● **SHORT PROBLEM**
Copy out each line that includes the word "this".
** START OF PROVIDED DATA **
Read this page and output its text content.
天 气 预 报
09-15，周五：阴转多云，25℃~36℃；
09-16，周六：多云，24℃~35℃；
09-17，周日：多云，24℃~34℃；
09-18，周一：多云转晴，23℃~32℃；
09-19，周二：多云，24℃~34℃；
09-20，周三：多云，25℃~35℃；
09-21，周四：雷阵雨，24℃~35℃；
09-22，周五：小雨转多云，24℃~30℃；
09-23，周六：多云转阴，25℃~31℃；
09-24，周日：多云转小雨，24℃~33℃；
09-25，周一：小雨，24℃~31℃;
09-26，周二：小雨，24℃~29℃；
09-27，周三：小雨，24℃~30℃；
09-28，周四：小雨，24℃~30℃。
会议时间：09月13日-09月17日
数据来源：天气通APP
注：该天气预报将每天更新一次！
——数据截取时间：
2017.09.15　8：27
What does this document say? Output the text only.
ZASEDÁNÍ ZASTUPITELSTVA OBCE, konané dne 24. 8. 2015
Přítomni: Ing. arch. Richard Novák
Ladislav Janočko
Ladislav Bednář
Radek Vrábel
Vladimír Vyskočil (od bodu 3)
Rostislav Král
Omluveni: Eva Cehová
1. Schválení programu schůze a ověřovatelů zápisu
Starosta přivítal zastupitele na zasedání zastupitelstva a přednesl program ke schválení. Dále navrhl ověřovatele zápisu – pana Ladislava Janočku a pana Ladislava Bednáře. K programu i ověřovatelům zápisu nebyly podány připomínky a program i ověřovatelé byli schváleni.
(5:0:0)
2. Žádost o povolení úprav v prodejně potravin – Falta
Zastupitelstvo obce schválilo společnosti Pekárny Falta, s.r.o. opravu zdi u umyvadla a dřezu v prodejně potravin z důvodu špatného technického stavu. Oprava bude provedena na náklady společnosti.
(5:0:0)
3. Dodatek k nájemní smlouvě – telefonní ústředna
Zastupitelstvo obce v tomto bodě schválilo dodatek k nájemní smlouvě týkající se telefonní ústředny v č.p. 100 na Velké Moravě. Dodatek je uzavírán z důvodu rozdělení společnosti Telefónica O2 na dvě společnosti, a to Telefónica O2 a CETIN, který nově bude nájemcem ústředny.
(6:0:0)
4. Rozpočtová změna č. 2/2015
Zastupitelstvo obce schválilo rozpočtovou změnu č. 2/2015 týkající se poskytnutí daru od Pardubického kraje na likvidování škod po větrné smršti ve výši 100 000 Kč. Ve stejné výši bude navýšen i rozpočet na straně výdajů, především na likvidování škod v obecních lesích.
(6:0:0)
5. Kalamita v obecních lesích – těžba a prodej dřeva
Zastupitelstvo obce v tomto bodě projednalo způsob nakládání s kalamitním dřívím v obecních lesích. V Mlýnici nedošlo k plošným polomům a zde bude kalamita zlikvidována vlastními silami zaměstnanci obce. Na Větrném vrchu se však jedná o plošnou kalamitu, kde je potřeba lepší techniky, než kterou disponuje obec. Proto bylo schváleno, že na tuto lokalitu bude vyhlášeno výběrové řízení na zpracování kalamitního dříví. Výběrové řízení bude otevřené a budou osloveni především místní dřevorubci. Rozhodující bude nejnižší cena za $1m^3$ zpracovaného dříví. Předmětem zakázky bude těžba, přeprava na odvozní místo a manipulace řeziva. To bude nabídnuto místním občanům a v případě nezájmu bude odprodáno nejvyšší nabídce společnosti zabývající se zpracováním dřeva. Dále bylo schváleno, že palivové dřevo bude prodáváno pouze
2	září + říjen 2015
** END OF PROVIDED DATA **
● **COMPLETE RESPONSE**
Read this page and output its text content.
What does this document say? Output the text only.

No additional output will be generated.